• Testo da leggere
/---

La paura dello
straniero come paura della vita. Una riflessione sulle
pulsioni di morte che agitano nel profondo la nostra società e di
cui l'odio straripante dalle pagine di Facebook è una delle
manifestazioni più chiare.
Raffaele K. Salinari
Erotismo e xenofobia
Erotismo e xenofobia, due
sentimenti a volte totalizzanti, che mai comunque lasciano
indifferenti. La loro relazione è profonda poiché sono l’uno il
risvolto dell’altro. Se l’erotismo è, secondo la celebre
definizione di Bataille «portare la vita sin dentro la morte»la
xenofobia, al contrario, può essere considerata un «portare la
morte sin dentro la vita». Quando, infatti, analizziamo l’essenza
dell’uno e dell’altra, ci accorgiamo che hanno la stessa matrice.
L’erotismo è una forza creatrice, poietica, potentissima, messa
dalla Vita, dalla Zoé senza caratterizzazioni, a disposizione della
nostra specifica e caratterizzata Bios umana,affinché la sua
continua ricombinazione la faccia prosperare.
Per questo Eros è una
divinità antica, nata quando tutto al mondo aveva una forma ed un
nome, una ipostasi che ricadeva nell’immenso e pauroso dominio del
sacro e del numinoso. Nelle civiltà arcaiche ogni Potenza,
sentimento o fenomeno della natura fisica o metafisica che fosse, era
allora un dio o una dea, una ninfa o un daimon, a significare così
la possibilità stessa della relazione tra l’umanità e queste
forze.

\---

• Registri
/---

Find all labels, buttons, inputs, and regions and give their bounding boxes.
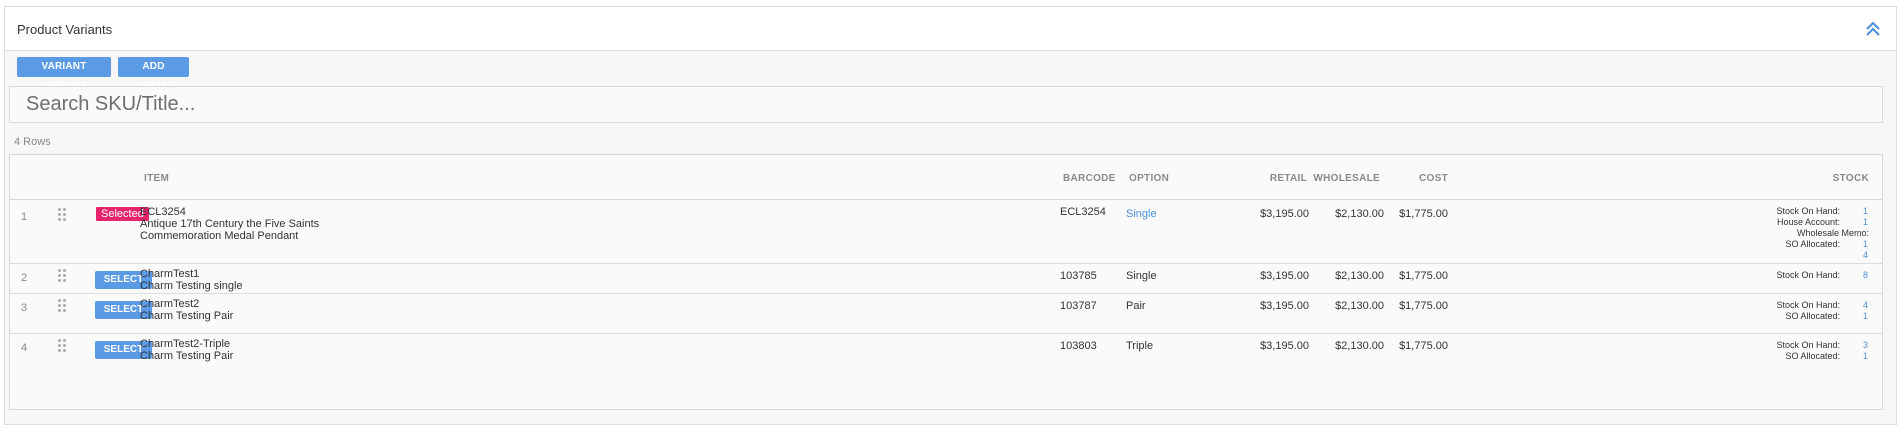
stock-value-link[interactable]: 4 [1863,250,1868,260]
stock-label: SO Allocated: [1785,351,1840,361]
retail-price: $3,195.00 [1260,340,1309,352]
stock-value-link[interactable]: 3 [1863,340,1868,350]
search-input[interactable] [9,86,1883,123]
barcode: ECL3254 [1060,206,1106,218]
table-row: 4 SELECT CharmTest2-Triple Charm Testing… [10,333,1882,371]
row-index: 3 [21,302,28,314]
table-row: 2 SELECT CharmTest1 Charm Testing single… [10,263,1882,294]
header-retail[interactable]: RETAIL [1270,173,1307,184]
row-index: 2 [21,272,28,284]
stock-value-link[interactable]: 4 [1863,300,1868,310]
table-row: 3 SELECT CharmTest2 Charm Testing Pair 1… [10,293,1882,334]
retail-price: $3,195.00 [1260,300,1309,312]
stock-label: Stock On Hand: [1776,300,1840,310]
retail-price: $3,195.00 [1260,270,1309,282]
header-barcode[interactable]: BARCODE [1063,173,1116,184]
stock-label: Stock On Hand: [1776,206,1840,216]
variants-table: ITEM BARCODE OPTION RETAIL WHOLESALE COS… [9,154,1883,410]
table-header: ITEM BARCODE OPTION RETAIL WHOLESALE COS… [10,155,1882,200]
drag-handle-icon[interactable] [58,269,66,282]
item-title: Charm Testing single [140,280,243,292]
barcode: 103803 [1060,340,1097,352]
barcode: 103785 [1060,270,1097,282]
option: Single [1126,270,1157,282]
option: Triple [1126,340,1154,352]
stock-value-link[interactable]: 1 [1863,217,1868,227]
stock-label: House Account: [1776,217,1840,227]
stock-label: Stock On Hand: [1776,340,1840,350]
cost-price: $1,775.00 [1399,208,1448,220]
item-title: Charm Testing Pair [140,350,234,362]
rows-count: 4 Rows [14,136,51,148]
stock-label: Wholesale Memo: [1796,228,1869,238]
header-item[interactable]: ITEM [144,173,169,184]
wholesale-price: $2,130.00 [1335,300,1384,312]
cost-price: $1,775.00 [1399,300,1448,312]
drag-handle-icon[interactable] [58,339,66,352]
stock-label: SO Allocated: [1785,239,1840,249]
item-title: Charm Testing Pair [140,310,234,322]
header-stock[interactable]: STOCK [1833,173,1869,184]
panel-header: Product Variants [5,7,1896,51]
wholesale-price: $2,130.00 [1335,208,1384,220]
drag-handle-icon[interactable] [58,299,66,312]
chevrons-up-icon[interactable] [1864,20,1882,38]
stock-value-link[interactable]: 1 [1863,206,1868,216]
stock-label: SO Allocated: [1785,311,1840,321]
cost-price: $1,775.00 [1399,270,1448,282]
drag-handle-icon[interactable] [58,208,66,221]
wholesale-price: $2,130.00 [1335,270,1384,282]
stock-value-link[interactable]: 1 [1863,311,1868,321]
item-title-line-2: Commemoration Medal Pendant [140,230,299,242]
option: Pair [1126,300,1146,312]
wholesale-price: $2,130.00 [1335,340,1384,352]
stock-value-link[interactable]: 1 [1863,239,1868,249]
add-variant-button[interactable]: ADD VARIANT [118,57,189,92]
stock-value-link[interactable]: 1 [1863,351,1868,361]
panel-title: Product Variants [17,22,113,37]
table-row: 1 Selected ECL3254 Antique 17th Century … [10,199,1882,264]
header-wholesale[interactable]: WHOLESALE [1313,173,1380,184]
header-option[interactable]: OPTION [1129,173,1169,184]
cost-price: $1,775.00 [1399,340,1448,352]
stock-label: Stock On Hand: [1776,270,1840,280]
header-cost[interactable]: COST [1419,173,1448,184]
retail-price: $3,195.00 [1260,208,1309,220]
barcode: 103787 [1060,300,1097,312]
option-link[interactable]: Single [1126,207,1157,222]
row-index: 1 [21,211,28,223]
row-index: 4 [21,342,28,354]
variant-options-button[interactable]: VARIANT OPTIONS [17,57,111,92]
stock-value-link[interactable]: 8 [1863,270,1868,280]
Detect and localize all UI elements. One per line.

\---

• Obiettivo
Per favore, ricopia senza modifiche tutto il passo del testo su erotismo e xenofobia che comincia con "Raffaele K. Salinari" e scende fino a "la stessa matrice.".

• Risposta scritta
Raffaele K. Salinari
Erotismo e xenofobia
Erotismo e xenofobia, due
sentimenti a volte totalizzanti, che mai comunque lasciano
indifferenti. La loro relazione è profonda poiché sono l’uno il
risvolto dell’altro. Se l’erotismo è, secondo la celebre
definizione di Bataille «portare la vita sin dentro la morte»la
xenofobia, al contrario, può essere considerata un «portare la
morte sin dentro la vita». Quando, infatti, analizziamo l’essenza
dell’uno e dell’altra, ci accorgiamo che hanno la stessa matrice.